- WORK TO BE COMPLETED -
Return each line of the material verbatim.

═══ TASK INPUT

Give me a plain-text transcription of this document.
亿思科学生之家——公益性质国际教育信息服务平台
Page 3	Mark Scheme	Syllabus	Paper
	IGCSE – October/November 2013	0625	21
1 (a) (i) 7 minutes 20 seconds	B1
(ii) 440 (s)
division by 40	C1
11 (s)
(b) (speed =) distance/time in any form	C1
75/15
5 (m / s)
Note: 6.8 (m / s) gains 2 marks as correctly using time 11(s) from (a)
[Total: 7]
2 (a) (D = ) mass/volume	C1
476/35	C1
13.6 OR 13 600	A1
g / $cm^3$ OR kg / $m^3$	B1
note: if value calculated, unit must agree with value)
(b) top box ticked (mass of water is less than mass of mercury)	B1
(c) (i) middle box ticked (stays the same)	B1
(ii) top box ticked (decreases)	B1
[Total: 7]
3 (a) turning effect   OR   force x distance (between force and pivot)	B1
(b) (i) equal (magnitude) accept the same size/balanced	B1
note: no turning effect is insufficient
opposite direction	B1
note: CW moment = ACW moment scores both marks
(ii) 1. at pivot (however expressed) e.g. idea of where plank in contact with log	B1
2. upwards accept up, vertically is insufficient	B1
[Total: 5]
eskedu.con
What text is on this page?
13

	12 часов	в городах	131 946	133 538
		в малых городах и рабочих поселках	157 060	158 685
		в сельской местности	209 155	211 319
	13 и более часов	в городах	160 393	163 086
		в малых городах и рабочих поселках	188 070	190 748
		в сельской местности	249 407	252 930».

══════

- EXERCISE ANSWER -
Give me a plain-text transcription of this document.
亿思科学生之家——公益性质国际教育信息服务平台
Page 3	Mark Scheme	Syllabus	Paper
	IGCSE – October/November 2013	0625	21
1 (a) (i) 7 minutes 20 seconds	B1
(ii) 440 (s)
division by 40	C1
11 (s)
(b) (speed =) distance/time in any form	C1
75/15
5 (m / s)
Note: 6.8 (m / s) gains 2 marks as correctly using time 11(s) from (a)
[Total: 7]
2 (a) (D = ) mass/volume	C1
476/35	C1
13.6 OR 13 600	A1
g / $cm^3$ OR kg / $m^3$	B1
note: if value calculated, unit must agree with value)
(b) top box ticked (mass of water is less than mass of mercury)	B1
(c) (i) middle box ticked (stays the same)	B1
(ii) top box ticked (decreases)	B1
[Total: 7]
3 (a) turning effect   OR   force x distance (between force and pivot)	B1
(b) (i) equal (magnitude) accept the same size/balanced	B1
note: no turning effect is insufficient
opposite direction	B1
note: CW moment = ACW moment scores both marks
(ii) 1. at pivot (however expressed) e.g. idea of where plank in contact with log	B1
2. upwards accept up, vertically is insufficient	B1
[Total: 5]
eskedu.con
What text is on this page?
13

	12 часов	в городах	131 946	133 538
		в малых городах и рабочих поселках	157 060	158 685
		в сельской местности	209 155	211 319
	13 и более часов	в городах	160 393	163 086
		в малых городах и рабочих поселках	188 070	190 748
		в сельской местности	249 407	252 930».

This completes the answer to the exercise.